● REQUEST 1
In the passage on Elizabethan theatres, how many theatres were there in London in 1606?

● PAGE EXCERPT
In 1574, the queen licensed a company of actors, called the Earl of Leicester's Servants, to play throughout England, "for the recreation of her loving subjects, as for her own solace and pleasure when she should think good to see them." Theatres rapidly increased. In 1606, there were seven in London; in 1629, we believe there were seventeen. They were opposed, in an early stage of their career, by the Puritans and the graver counsellors of the sovereign. In 1583, at the time that Sir Philip Sidney published his Defence of Poesy, he could find little in their performances to approve. Though forbidden, after the year 1574, to be open on the Sabbath, the prohibition does not appear to have been effective during the reign of Elizabeth. Secretary Walsingham laments over the whole matter in this wise: "The daily abuse of stage plays is such an offence to the godly, and so great a hindrance to the Gospel, as the Papists do exceedingly rejoice at the blemish thereof; for every day in the week the players' bills are set up in sundry places in the city, - some in the name of her Majesty's men, some of the Earl of Leicester's, some the Earl of Oxford's, the Lord Admiral's, and divers others, so that, when the bell tolls to the lecture, the trumpet sounds to the stage. The playhouses are filled, when the churches are naked. It is a woful sight to

see two hundred proud players jet in their silks, when five hundred poor people starve in the streets."

As the taste for theatrical exhibitions increased, the task of providing the theatres with plays became a profession. Most of the precursors, contemporaries, and successors of Shakspeare, were young men of education, who came down to the city from the universities, to provide themselves with a living by whatever cunning there was in their brain and ten fingers. Some became actors as well as writers. The remuneration of the dramatist was as small. Poverty and dissoluteness seem to have characterized the pioneers of the drama. As the theatre was popular as well as fashionable, the "groundlings," who paid their sixpences for admission, had their tastes consulted. This accounts, in some degree, for the rant and vulgarity which strangely disfigure so many of the plays. The usual miseries and vices which characterize men of letters in an unlettered age, when authors are numerous and readers are few, distinguish the lives of many of the elder dramatists. Ben Jonson, in the Poetaster, makes Tucca exclaim, with a side reference to the poets of his own day, that "they are a sort of poor, starved rascals, that are ever wrapt up in foul linen ; and can boast of nothing but a lean visage peering out of a seam-rent suit, the very emblem of beggary." We suppose this was too true a picture of many, whose minds deserved a better environment of flesh and raiment.

● REQUEST 2
Rewrite the rows below, substituting "bounding boxes" for "bboxes" and keeping everything else the same. Omit the pictures.

● TASK INPUTS
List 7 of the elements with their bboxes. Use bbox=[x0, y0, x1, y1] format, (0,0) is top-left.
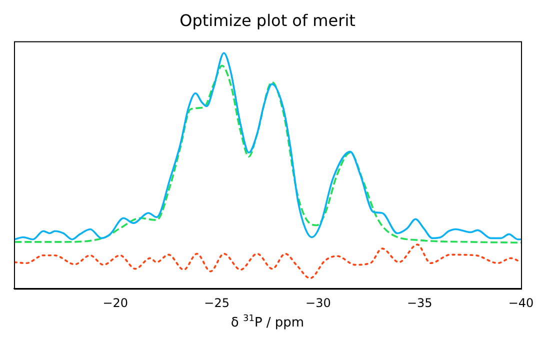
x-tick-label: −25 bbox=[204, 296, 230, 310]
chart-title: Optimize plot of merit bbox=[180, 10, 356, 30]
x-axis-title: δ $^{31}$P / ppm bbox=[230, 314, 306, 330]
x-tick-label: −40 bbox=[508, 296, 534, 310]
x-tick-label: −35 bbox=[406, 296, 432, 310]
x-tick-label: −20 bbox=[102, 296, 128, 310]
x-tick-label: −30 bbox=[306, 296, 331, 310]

● SOLUTION 1
Seven.

● SOLUTION 2
List 7 of the elements with their bounding boxes. Use bbox=[x0, y0, x1, y1] format, (0,0) is top-left.
x-tick-label: −25 bbox=[204, 296, 230, 310]
chart-title: Optimize plot of merit bbox=[180, 10, 356, 30]
x-axis-title: δ $^{31}$P / ppm bbox=[230, 314, 306, 330]
x-tick-label: −40 bbox=[508, 296, 534, 310]
x-tick-label: −35 bbox=[406, 296, 432, 310]
x-tick-label: −20 bbox=[102, 296, 128, 310]
x-tick-label: −30 bbox=[306, 296, 331, 310]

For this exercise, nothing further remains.